*RECORDS SHOWN:*
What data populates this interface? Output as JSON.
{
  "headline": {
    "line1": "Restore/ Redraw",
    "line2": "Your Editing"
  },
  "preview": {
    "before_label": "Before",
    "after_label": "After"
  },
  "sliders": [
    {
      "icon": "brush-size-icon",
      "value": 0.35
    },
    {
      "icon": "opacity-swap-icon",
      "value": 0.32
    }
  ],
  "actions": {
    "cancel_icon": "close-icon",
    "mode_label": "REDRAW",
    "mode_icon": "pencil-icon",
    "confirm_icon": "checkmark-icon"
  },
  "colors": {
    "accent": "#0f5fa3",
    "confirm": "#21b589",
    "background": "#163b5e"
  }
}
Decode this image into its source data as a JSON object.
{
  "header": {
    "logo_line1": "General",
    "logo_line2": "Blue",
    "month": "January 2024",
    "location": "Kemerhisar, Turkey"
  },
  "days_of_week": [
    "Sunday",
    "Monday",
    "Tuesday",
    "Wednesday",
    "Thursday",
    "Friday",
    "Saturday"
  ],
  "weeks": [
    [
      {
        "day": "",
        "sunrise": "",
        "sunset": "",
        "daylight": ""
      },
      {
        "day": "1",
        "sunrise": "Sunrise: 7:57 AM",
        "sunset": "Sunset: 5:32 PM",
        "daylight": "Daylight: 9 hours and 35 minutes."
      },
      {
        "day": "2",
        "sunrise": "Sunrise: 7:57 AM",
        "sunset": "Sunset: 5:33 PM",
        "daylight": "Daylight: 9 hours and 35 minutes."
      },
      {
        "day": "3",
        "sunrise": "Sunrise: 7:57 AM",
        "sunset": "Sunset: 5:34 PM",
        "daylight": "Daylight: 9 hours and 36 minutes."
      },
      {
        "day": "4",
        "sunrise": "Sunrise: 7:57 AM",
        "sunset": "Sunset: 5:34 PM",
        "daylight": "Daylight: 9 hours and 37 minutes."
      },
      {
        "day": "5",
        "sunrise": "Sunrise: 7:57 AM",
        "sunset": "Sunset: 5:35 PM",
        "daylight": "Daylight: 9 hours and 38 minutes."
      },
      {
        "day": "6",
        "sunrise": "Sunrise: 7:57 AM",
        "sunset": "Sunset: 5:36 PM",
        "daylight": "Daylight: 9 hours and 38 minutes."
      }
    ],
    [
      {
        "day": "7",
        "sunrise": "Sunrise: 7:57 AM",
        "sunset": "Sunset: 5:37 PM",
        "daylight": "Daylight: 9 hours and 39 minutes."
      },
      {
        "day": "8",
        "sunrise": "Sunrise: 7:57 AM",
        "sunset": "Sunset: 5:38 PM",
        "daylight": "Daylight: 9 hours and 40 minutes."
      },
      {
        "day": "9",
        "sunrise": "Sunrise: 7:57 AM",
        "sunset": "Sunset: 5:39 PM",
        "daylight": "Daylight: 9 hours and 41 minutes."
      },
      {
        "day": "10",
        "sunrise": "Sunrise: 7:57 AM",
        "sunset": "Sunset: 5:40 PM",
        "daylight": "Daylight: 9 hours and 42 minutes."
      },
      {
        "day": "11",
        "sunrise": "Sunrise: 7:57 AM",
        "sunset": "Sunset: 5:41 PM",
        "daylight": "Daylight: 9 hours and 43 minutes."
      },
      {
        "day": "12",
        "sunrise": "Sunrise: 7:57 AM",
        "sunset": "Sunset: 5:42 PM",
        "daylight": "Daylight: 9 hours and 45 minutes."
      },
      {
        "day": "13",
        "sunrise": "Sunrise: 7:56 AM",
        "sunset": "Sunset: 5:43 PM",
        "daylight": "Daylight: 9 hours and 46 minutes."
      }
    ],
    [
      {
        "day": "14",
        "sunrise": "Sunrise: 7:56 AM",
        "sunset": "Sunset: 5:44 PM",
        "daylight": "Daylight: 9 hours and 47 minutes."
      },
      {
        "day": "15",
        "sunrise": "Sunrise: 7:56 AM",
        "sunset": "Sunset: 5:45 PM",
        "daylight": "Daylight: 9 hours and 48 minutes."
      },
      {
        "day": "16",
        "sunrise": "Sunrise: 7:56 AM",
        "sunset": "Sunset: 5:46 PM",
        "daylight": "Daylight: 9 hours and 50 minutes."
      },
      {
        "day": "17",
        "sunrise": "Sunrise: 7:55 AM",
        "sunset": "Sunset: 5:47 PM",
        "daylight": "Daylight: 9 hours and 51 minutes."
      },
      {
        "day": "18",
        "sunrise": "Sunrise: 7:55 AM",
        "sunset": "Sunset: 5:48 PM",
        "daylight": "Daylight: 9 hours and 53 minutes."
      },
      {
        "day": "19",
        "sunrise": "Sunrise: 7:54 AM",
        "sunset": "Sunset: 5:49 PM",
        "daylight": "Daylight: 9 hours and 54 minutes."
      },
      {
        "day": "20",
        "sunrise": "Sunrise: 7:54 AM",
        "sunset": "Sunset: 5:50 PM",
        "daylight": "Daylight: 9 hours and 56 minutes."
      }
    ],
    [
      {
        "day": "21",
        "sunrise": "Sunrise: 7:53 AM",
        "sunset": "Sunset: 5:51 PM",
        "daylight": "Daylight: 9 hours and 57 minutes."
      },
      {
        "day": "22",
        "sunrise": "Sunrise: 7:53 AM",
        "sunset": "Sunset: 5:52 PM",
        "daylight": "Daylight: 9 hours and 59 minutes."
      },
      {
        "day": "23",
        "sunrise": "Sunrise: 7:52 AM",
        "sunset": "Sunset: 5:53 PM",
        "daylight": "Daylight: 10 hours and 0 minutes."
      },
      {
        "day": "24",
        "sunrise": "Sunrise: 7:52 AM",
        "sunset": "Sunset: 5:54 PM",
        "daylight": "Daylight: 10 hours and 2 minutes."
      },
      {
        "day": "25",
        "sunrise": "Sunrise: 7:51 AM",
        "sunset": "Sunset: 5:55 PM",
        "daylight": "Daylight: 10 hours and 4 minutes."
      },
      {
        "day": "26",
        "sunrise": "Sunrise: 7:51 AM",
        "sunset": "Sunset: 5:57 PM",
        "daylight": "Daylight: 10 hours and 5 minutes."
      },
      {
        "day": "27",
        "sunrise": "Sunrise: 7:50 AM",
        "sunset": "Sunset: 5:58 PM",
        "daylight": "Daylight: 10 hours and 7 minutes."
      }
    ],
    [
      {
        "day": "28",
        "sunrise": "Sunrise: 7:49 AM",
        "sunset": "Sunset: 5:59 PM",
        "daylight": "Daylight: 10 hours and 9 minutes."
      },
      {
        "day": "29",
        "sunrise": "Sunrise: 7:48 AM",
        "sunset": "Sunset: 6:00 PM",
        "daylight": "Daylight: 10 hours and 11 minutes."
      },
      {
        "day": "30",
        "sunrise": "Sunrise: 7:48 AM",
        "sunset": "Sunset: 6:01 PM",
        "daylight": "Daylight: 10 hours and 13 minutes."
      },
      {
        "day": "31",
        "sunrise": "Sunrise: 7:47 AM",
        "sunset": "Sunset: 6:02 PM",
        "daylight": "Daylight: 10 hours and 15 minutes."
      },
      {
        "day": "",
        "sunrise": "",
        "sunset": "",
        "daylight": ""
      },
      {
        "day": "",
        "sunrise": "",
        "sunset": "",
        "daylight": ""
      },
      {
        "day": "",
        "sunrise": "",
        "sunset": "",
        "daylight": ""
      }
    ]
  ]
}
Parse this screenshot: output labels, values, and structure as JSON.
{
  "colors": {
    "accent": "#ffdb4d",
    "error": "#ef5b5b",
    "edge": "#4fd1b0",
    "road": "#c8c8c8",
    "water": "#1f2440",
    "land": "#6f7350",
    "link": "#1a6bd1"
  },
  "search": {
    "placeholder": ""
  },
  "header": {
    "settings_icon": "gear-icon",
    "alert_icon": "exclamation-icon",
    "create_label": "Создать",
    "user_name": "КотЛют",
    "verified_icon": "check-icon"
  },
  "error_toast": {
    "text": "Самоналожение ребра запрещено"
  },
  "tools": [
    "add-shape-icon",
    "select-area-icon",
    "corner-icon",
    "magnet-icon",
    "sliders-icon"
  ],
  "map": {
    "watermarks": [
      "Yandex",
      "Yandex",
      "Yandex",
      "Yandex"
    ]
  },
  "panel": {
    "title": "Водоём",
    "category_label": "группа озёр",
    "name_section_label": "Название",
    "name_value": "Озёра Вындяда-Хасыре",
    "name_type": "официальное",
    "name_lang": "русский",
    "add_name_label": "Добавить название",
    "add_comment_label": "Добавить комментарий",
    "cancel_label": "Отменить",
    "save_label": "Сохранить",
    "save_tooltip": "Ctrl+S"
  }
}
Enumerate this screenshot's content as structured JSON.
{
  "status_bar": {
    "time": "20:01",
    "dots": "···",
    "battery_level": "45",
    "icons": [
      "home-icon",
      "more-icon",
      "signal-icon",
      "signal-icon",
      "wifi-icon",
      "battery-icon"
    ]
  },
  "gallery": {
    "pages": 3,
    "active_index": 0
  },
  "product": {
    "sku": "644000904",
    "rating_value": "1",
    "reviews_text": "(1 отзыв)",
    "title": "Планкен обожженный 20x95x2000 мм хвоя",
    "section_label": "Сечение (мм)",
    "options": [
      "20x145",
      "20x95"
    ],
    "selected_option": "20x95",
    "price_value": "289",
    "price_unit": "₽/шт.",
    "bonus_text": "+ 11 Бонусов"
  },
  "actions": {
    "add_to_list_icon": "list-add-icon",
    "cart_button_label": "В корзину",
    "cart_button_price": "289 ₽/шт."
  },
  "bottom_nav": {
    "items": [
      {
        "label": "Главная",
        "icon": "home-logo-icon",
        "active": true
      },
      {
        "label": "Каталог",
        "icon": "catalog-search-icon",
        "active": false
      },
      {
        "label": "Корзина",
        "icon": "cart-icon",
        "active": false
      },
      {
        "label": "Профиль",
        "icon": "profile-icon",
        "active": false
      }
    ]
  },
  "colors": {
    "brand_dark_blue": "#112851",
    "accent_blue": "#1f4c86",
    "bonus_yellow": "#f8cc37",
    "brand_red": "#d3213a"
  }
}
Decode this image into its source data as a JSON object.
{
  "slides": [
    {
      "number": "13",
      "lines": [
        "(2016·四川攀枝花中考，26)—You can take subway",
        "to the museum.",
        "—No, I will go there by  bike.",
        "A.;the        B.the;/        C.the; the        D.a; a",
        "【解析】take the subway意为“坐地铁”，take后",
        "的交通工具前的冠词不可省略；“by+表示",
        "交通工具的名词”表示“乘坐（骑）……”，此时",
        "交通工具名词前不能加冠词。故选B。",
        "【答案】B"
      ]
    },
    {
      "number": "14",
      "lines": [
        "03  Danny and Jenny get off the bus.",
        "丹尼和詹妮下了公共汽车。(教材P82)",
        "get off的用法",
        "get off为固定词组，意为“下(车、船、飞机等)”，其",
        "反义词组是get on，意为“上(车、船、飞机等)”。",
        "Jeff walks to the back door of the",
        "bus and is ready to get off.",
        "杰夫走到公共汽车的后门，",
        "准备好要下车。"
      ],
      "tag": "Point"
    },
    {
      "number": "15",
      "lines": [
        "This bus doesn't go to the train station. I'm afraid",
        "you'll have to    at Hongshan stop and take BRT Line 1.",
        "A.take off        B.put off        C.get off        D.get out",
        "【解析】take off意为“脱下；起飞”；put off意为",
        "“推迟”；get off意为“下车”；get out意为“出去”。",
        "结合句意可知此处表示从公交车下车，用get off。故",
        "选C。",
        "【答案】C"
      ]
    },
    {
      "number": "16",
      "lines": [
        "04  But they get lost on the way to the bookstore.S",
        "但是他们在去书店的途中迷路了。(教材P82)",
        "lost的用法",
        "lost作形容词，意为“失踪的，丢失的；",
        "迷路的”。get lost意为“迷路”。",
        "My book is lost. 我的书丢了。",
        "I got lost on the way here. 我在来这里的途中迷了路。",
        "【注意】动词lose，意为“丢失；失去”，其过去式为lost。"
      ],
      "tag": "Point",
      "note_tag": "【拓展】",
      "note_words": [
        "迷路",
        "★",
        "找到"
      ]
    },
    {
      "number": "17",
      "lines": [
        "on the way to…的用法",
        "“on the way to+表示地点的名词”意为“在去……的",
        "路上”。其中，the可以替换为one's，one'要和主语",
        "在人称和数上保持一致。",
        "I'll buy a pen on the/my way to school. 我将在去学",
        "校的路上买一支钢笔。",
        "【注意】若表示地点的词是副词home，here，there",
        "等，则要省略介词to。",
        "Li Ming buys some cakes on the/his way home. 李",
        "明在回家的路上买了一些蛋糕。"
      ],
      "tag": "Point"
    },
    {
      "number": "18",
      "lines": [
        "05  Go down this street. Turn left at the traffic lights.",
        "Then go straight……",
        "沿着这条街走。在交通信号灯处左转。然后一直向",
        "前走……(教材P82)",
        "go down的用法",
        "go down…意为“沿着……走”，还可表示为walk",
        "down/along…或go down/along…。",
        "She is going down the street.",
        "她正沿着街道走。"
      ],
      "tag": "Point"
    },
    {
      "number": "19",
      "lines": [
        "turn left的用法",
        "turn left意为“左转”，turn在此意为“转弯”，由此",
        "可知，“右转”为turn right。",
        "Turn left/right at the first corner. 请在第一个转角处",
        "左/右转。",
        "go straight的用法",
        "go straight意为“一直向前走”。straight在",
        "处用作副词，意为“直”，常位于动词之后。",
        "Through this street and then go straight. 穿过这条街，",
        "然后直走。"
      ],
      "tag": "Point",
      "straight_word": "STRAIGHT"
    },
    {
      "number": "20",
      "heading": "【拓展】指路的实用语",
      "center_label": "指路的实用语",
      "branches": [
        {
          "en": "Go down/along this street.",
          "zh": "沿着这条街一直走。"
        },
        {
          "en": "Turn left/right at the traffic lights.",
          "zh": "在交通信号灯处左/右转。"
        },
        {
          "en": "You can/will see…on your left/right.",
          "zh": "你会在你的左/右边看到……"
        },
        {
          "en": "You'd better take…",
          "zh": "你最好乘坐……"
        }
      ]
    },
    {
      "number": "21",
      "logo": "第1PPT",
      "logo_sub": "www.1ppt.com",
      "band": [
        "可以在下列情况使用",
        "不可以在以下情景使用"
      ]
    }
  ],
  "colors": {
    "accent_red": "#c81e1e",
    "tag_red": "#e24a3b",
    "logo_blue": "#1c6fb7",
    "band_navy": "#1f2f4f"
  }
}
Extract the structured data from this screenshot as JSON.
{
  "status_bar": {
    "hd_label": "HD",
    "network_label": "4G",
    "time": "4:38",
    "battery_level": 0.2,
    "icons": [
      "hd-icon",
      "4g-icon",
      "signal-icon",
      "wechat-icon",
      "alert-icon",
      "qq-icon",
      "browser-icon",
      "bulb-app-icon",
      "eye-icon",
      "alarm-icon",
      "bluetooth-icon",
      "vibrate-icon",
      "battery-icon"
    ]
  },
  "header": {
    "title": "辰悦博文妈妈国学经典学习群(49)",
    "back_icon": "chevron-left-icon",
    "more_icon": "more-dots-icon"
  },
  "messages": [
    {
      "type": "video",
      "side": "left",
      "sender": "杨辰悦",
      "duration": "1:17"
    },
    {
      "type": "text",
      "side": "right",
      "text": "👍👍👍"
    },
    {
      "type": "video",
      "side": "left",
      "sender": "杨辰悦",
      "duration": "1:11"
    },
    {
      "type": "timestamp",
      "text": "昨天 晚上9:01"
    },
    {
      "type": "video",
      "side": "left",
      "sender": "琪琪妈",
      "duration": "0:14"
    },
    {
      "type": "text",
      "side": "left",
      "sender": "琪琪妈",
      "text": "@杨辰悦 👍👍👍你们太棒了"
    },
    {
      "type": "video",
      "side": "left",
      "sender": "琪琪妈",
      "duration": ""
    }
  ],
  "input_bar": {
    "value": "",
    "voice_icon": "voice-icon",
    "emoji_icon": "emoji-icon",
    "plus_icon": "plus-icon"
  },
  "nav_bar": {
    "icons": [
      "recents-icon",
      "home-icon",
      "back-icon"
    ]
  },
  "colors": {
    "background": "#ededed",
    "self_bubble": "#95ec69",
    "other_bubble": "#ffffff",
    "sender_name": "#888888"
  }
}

*GIVEN PROBLEM:*
Pull out the lines above in which the word "duration" appears.

*FULL RESPONSE:*
      "duration": "1:17"
      "duration": "1:11"
      "duration": "0:14"
      "duration": ""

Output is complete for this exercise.